Report each line of the data that has "name" somewhere in it.
*****
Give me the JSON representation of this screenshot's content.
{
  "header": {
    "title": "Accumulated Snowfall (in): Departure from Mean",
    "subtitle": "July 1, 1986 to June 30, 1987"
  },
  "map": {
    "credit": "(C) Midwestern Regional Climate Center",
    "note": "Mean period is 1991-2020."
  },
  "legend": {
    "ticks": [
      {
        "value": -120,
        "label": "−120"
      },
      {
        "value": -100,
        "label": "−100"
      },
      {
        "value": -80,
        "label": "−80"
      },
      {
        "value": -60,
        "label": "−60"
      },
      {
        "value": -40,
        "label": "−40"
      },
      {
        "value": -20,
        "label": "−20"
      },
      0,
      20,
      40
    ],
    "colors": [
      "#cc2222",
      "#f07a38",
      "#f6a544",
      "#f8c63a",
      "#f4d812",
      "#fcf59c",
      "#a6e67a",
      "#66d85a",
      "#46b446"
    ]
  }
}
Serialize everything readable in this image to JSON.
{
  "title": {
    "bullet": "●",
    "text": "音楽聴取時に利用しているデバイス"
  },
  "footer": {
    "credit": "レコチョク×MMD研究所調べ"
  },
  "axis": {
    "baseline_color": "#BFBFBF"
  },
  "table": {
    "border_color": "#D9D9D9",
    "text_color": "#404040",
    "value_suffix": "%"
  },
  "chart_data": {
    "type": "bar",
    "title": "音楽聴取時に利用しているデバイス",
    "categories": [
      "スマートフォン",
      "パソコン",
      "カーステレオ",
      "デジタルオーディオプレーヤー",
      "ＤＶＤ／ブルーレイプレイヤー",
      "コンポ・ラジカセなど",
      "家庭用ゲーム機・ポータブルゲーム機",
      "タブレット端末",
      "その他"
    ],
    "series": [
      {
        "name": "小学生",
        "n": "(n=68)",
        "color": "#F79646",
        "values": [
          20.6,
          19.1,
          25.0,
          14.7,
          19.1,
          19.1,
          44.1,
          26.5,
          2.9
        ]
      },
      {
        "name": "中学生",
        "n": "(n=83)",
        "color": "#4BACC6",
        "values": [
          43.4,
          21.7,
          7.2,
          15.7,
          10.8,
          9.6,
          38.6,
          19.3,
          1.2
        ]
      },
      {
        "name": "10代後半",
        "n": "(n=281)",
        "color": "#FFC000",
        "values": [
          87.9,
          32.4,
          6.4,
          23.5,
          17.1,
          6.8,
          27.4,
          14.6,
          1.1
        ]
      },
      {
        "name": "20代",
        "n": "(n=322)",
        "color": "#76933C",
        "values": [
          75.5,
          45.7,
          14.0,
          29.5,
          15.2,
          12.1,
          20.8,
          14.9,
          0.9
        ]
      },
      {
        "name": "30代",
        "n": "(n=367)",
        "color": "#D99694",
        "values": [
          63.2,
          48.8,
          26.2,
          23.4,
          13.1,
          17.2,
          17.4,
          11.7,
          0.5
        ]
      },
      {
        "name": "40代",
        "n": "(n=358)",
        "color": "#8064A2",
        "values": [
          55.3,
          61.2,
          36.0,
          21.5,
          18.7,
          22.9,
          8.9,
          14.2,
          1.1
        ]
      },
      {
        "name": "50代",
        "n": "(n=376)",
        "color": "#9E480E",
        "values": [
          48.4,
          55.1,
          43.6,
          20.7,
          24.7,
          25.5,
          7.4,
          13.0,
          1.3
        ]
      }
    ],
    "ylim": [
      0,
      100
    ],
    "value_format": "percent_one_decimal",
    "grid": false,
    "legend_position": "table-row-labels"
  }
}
*****
▸ Written answer:
        "name": "小学生",
        "name": "中学生",
        "name": "10代後半",
        "name": "20代",
        "name": "30代",
        "name": "40代",
        "name": "50代",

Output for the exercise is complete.